*Your task*: Write out each line from the data below that includes the word "empty".

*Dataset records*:
>>>>>

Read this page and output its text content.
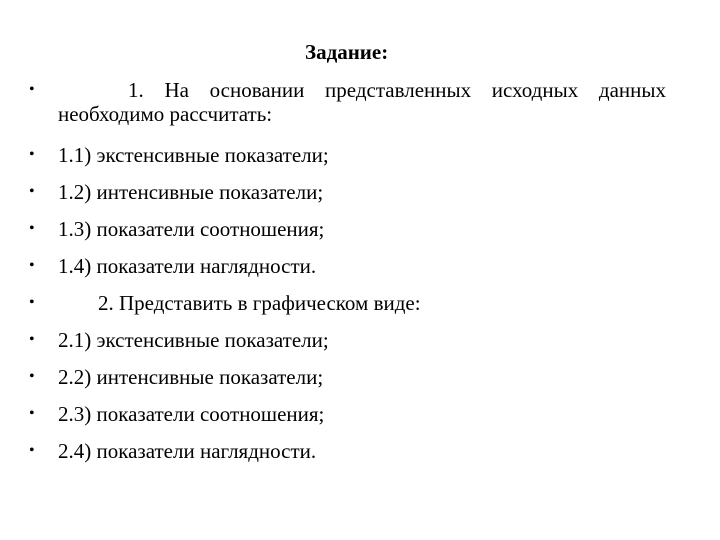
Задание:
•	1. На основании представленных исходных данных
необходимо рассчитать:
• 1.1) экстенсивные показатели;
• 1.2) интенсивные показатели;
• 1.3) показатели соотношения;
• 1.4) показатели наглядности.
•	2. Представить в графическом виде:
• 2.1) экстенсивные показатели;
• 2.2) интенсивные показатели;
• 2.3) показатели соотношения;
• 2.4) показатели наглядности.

<<<<<
>>>>>

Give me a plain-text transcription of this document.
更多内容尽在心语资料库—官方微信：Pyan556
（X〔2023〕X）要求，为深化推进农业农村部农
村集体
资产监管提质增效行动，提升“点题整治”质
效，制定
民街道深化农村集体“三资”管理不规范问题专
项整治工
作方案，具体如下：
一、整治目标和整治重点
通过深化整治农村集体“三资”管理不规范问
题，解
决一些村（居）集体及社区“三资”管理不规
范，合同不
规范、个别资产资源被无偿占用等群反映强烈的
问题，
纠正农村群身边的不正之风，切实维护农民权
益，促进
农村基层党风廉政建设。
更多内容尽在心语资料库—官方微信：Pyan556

<<<<<
>>>>>

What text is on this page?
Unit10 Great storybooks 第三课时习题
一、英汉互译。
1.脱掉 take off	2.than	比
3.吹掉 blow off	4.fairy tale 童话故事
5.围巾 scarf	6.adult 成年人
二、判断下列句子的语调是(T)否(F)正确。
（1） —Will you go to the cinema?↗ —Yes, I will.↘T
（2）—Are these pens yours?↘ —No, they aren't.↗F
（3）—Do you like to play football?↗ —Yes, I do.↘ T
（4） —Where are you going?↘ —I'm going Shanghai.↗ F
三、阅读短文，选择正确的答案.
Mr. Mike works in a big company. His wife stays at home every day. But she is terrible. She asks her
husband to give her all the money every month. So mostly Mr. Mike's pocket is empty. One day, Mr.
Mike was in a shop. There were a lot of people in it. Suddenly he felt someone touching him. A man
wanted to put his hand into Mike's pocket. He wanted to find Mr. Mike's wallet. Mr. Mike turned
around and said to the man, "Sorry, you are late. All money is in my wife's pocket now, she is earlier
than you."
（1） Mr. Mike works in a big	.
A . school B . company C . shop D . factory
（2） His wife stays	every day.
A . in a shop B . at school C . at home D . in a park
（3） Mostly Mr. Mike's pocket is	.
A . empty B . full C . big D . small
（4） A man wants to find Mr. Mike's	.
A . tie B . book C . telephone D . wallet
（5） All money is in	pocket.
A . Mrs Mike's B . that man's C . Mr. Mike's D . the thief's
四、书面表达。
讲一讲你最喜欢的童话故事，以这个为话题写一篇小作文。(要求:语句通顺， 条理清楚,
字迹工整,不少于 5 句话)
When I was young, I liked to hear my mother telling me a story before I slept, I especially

<<<<<

*Problem solution*:
husband to give her all the money every month. So mostly Mr. Mike's pocket is empty. One day, Mr.
A . empty B . full C . big D . small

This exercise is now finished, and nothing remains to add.